# [What you should do]
Output every entry exactly as written, but omit the pictures.
*** Material for this exercise ***
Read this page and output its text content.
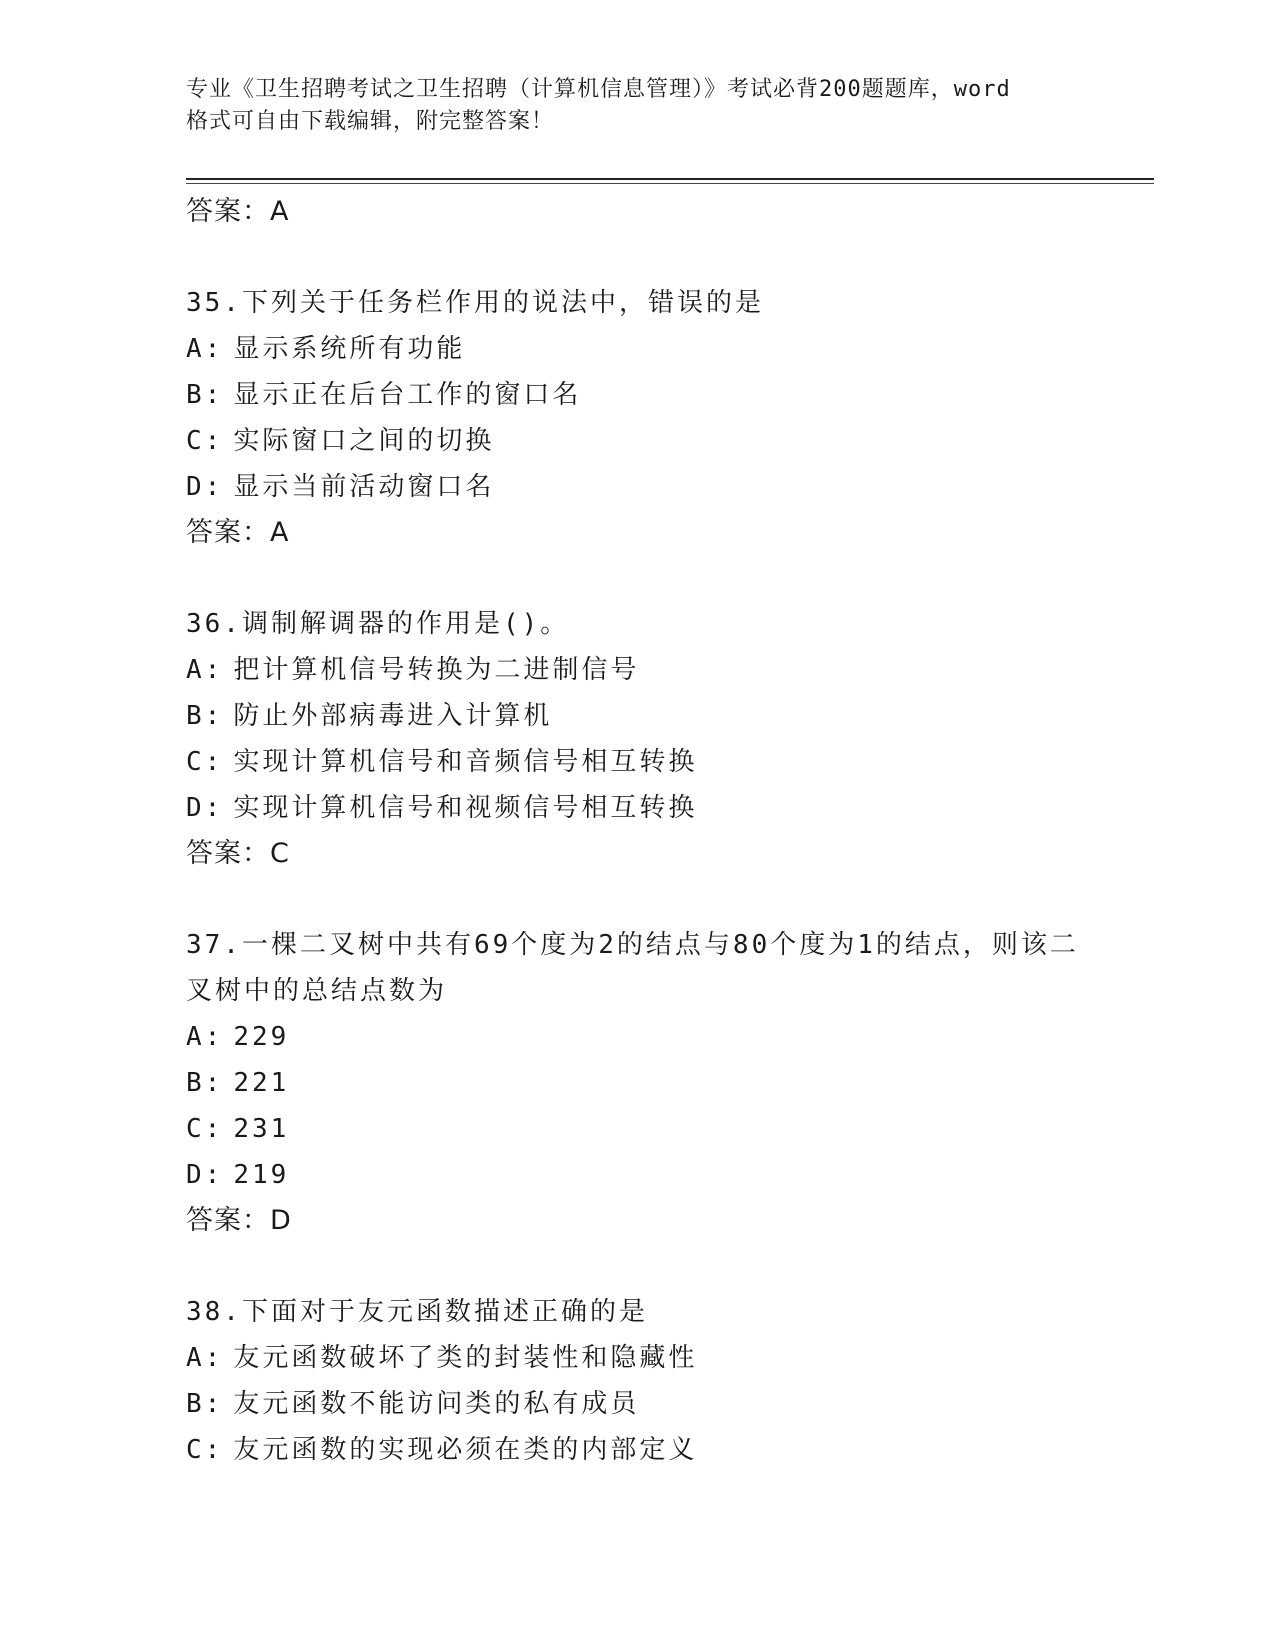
专业《卫生招聘考试之卫生招聘（计算机信息管理）》考试必背200题题库，word
格式可自由下载编辑，附完整答案！
答案：A
35.下列关于任务栏作用的说法中，错误的是
A: 显示系统所有功能
B: 显示正在后台工作的窗口名
C: 实际窗口之间的切换
D: 显示当前活动窗口名
答案：A
36.调制解调器的作用是()。
A: 把计算机信号转换为二进制信号
B: 防止外部病毒进入计算机
C: 实现计算机信号和音频信号相互转换
D: 实现计算机信号和视频信号相互转换
答案：C
37.一棵二叉树中共有69个度为2的结点与80个度为1的结点，则该二叉树中的总结点数为
A: 229
B: 221
C: 231
D: 219
答案：D
38.下面对于友元函数描述正确的是
A: 友元函数破坏了类的封装性和隐藏性
B: 友元函数不能访问类的私有成员
C: 友元函数的实现必须在类的内部定义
***
# [Result]
Read this page and output its text content.
专业《卫生招聘考试之卫生招聘（计算机信息管理）》考试必背200题题库，word
格式可自由下载编辑，附完整答案！
答案：A
35.下列关于任务栏作用的说法中，错误的是
A: 显示系统所有功能
B: 显示正在后台工作的窗口名
C: 实际窗口之间的切换
D: 显示当前活动窗口名
答案：A
36.调制解调器的作用是()。
A: 把计算机信号转换为二进制信号
B: 防止外部病毒进入计算机
C: 实现计算机信号和音频信号相互转换
D: 实现计算机信号和视频信号相互转换
答案：C
37.一棵二叉树中共有69个度为2的结点与80个度为1的结点，则该二叉树中的总结点数为
A: 229
B: 221
C: 231
D: 219
答案：D
38.下面对于友元函数描述正确的是
A: 友元函数破坏了类的封装性和隐藏性
B: 友元函数不能访问类的私有成员
C: 友元函数的实现必须在类的内部定义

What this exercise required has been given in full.